**Given request**
Each of the entries should be retyped precisely as it appears.

(Dataset entries)

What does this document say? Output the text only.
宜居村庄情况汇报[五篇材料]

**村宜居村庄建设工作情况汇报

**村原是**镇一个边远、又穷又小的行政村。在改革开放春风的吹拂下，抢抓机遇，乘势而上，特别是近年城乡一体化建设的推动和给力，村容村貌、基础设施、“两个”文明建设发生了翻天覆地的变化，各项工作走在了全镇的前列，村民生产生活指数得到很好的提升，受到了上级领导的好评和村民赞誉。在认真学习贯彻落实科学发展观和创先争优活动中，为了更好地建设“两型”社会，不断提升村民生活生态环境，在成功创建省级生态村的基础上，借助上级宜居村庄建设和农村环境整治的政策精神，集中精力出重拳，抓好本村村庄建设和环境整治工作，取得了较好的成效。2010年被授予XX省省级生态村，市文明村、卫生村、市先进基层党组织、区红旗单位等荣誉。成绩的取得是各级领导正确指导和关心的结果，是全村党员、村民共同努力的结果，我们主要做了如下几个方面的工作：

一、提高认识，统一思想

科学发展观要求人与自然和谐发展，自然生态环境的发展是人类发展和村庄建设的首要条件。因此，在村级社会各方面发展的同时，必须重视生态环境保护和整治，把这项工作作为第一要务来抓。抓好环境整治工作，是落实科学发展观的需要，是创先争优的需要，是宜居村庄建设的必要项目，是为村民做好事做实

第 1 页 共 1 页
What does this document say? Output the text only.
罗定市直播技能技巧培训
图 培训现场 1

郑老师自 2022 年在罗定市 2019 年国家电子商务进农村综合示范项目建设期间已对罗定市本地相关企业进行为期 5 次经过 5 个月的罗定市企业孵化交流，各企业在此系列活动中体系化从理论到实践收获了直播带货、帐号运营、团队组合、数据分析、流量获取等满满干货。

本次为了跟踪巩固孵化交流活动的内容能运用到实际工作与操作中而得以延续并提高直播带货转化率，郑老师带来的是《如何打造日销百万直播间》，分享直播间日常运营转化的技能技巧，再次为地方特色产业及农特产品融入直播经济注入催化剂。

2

**Worked answer**
What does this document say? Output the text only.
宜居村庄情况汇报[五篇材料]

**村宜居村庄建设工作情况汇报

**村原是**镇一个边远、又穷又小的行政村。在改革开放春风的吹拂下，抢抓机遇，乘势而上，特别是近年城乡一体化建设的推动和给力，村容村貌、基础设施、“两个”文明建设发生了翻天覆地的变化，各项工作走在了全镇的前列，村民生产生活指数得到很好的提升，受到了上级领导的好评和村民赞誉。在认真学习贯彻落实科学发展观和创先争优活动中，为了更好地建设“两型”社会，不断提升村民生活生态环境，在成功创建省级生态村的基础上，借助上级宜居村庄建设和农村环境整治的政策精神，集中精力出重拳，抓好本村村庄建设和环境整治工作，取得了较好的成效。2010年被授予XX省省级生态村，市文明村、卫生村、市先进基层党组织、区红旗单位等荣誉。成绩的取得是各级领导正确指导和关心的结果，是全村党员、村民共同努力的结果，我们主要做了如下几个方面的工作：

一、提高认识，统一思想

科学发展观要求人与自然和谐发展，自然生态环境的发展是人类发展和村庄建设的首要条件。因此，在村级社会各方面发展的同时，必须重视生态环境保护和整治，把这项工作作为第一要务来抓。抓好环境整治工作，是落实科学发展观的需要，是创先争优的需要，是宜居村庄建设的必要项目，是为村民做好事做实

第 1 页 共 1 页
What does this document say? Output the text only.
罗定市直播技能技巧培训
图 培训现场 1

郑老师自 2022 年在罗定市 2019 年国家电子商务进农村综合示范项目建设期间已对罗定市本地相关企业进行为期 5 次经过 5 个月的罗定市企业孵化交流，各企业在此系列活动中体系化从理论到实践收获了直播带货、帐号运营、团队组合、数据分析、流量获取等满满干货。

本次为了跟踪巩固孵化交流活动的内容能运用到实际工作与操作中而得以延续并提高直播带货转化率，郑老师带来的是《如何打造日销百万直播间》，分享直播间日常运营转化的技能技巧，再次为地方特色产业及农特产品融入直播经济注入催化剂。

2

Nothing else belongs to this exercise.